Go through the data below and gather each line containing "ffffff".

◇ ◇ ◇ ◇

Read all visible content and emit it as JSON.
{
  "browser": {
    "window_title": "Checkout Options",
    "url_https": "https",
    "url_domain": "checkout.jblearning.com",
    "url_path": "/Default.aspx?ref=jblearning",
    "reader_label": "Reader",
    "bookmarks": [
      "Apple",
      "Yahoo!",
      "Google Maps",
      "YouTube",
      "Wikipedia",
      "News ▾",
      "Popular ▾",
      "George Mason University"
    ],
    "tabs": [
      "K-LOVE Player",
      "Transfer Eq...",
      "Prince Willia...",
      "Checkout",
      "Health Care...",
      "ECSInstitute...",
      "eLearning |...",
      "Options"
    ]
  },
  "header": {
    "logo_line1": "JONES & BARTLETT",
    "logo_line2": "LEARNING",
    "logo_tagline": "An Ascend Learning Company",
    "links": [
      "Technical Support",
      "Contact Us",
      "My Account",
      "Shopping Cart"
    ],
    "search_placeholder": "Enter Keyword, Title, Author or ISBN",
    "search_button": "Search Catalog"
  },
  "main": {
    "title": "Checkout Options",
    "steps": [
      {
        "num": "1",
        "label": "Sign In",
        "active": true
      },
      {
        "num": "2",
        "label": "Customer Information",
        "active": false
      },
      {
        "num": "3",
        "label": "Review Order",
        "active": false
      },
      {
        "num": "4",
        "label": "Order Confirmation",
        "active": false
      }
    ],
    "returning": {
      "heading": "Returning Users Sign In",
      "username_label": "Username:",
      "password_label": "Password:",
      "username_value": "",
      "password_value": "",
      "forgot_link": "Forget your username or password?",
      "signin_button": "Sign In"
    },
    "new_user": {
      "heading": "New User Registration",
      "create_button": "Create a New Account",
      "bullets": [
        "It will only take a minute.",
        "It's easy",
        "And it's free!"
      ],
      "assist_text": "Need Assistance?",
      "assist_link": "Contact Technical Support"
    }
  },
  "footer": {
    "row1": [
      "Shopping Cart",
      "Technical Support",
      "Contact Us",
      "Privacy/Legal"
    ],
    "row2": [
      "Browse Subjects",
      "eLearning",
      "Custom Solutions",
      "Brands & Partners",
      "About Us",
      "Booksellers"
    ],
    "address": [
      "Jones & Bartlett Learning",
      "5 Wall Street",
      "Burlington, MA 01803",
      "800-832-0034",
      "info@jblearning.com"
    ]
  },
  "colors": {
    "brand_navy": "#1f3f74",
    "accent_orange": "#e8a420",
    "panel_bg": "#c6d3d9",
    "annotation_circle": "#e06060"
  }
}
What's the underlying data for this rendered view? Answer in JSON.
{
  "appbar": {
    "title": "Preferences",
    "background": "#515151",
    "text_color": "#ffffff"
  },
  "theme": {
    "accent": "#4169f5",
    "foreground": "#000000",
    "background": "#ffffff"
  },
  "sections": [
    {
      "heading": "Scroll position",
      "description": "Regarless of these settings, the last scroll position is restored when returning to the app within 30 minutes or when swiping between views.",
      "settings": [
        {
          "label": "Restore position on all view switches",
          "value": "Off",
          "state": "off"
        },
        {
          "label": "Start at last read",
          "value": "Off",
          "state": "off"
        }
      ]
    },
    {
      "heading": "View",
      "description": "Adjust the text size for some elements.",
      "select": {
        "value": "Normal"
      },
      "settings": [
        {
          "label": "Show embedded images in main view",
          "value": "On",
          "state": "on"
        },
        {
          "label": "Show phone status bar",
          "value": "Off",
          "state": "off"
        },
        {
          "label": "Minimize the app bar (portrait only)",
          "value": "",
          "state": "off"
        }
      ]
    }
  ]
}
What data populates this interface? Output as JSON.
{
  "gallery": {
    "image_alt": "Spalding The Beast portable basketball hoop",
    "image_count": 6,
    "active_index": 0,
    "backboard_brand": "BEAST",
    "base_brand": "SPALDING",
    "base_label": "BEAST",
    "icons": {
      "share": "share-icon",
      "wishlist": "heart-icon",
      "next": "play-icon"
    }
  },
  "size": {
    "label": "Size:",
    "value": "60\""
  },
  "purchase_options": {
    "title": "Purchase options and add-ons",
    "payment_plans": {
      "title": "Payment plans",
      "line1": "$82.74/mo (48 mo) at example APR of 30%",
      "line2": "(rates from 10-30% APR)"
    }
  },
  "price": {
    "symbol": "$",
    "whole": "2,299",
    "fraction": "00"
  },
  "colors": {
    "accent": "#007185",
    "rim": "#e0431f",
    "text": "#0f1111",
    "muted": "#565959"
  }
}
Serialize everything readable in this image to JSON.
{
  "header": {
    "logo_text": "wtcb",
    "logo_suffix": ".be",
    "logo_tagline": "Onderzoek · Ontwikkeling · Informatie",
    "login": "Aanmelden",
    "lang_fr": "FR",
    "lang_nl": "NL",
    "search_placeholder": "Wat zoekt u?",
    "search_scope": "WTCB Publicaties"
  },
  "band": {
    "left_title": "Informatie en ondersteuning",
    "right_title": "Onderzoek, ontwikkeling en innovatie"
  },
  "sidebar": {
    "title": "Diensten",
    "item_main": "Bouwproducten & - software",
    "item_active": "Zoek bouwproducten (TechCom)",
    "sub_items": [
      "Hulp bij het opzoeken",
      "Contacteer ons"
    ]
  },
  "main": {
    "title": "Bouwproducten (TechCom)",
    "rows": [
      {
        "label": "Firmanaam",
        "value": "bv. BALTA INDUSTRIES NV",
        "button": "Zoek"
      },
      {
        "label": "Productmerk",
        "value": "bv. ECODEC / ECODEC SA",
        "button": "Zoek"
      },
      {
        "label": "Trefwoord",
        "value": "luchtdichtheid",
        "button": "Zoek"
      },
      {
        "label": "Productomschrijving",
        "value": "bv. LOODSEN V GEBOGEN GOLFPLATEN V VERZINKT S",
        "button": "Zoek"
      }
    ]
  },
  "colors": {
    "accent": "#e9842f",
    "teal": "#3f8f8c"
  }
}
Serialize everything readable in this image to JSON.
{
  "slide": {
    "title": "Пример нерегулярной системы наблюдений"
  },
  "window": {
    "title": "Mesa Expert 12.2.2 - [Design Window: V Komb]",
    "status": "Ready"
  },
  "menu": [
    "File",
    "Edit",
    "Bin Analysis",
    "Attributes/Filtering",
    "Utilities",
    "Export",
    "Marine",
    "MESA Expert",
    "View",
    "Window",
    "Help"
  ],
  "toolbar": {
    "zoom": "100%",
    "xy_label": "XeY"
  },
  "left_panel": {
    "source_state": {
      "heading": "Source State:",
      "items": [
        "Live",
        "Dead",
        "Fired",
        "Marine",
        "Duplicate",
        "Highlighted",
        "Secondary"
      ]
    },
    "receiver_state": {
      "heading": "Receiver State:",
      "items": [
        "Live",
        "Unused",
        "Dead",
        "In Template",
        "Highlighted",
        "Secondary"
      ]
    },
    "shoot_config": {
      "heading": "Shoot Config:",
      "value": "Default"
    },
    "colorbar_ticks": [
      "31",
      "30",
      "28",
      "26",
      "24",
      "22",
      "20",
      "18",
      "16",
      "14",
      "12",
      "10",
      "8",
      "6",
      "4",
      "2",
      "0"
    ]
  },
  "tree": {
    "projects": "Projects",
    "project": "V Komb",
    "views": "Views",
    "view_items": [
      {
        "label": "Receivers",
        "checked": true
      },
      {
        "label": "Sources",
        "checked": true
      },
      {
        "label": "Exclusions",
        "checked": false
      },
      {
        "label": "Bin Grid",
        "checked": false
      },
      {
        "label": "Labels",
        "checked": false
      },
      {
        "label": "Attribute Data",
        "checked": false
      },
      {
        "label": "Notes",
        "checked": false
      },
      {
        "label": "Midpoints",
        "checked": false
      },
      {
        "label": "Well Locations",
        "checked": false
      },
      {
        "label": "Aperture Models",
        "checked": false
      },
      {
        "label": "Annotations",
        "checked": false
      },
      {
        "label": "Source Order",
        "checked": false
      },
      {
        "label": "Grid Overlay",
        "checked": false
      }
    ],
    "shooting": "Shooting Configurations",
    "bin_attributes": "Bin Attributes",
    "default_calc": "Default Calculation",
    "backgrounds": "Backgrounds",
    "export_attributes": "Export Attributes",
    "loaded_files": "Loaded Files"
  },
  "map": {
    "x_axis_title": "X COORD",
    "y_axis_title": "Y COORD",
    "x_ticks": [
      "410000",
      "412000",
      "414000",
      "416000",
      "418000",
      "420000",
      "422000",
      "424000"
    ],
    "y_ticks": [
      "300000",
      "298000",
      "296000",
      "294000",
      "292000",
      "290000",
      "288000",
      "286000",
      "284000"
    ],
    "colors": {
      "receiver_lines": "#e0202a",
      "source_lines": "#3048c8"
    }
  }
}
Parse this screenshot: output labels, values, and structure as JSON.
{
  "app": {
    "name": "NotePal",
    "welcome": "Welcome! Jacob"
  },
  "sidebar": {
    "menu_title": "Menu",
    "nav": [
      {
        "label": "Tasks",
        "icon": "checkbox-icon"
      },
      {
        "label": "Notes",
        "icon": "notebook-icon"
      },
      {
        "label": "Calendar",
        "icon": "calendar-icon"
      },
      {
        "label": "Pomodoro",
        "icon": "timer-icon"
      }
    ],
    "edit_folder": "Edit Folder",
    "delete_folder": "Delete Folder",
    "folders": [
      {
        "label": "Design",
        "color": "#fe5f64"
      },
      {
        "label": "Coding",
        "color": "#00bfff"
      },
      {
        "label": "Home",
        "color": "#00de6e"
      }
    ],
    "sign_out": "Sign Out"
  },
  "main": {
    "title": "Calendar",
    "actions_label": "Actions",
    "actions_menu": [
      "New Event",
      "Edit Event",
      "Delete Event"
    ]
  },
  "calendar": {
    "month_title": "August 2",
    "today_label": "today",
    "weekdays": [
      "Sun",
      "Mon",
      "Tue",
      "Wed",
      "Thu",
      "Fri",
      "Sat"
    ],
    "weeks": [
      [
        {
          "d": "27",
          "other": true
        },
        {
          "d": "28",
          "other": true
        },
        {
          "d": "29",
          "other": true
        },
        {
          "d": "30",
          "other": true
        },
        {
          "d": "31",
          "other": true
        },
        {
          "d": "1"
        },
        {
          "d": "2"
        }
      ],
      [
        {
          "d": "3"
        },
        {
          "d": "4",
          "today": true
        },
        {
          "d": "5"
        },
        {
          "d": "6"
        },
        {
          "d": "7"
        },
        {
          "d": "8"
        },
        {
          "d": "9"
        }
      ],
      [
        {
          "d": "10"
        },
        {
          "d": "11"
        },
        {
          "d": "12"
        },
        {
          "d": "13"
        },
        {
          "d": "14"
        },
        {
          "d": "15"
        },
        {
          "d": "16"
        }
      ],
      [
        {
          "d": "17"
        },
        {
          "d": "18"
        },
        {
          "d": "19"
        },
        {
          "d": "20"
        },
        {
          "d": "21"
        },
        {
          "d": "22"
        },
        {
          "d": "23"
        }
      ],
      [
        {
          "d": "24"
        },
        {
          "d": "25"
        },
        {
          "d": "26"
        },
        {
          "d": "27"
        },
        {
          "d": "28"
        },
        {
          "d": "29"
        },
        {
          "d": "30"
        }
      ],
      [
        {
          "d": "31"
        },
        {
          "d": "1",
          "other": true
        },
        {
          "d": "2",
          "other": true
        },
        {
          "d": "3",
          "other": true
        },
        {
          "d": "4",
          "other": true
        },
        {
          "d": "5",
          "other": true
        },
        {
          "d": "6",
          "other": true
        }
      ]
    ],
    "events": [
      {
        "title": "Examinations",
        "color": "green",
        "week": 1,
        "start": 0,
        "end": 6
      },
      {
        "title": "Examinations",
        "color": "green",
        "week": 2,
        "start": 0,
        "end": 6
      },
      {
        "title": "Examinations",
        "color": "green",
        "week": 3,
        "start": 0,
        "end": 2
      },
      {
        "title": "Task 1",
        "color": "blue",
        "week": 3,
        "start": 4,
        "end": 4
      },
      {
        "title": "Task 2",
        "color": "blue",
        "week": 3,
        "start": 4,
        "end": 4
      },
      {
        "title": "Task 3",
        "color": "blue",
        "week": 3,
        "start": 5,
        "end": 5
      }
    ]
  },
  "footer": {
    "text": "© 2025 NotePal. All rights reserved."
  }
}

◇ ◇ ◇ ◇

_EXERCISE SOLUTION_:
    "text_color": "#ffffff"
    "background": "#ffffff"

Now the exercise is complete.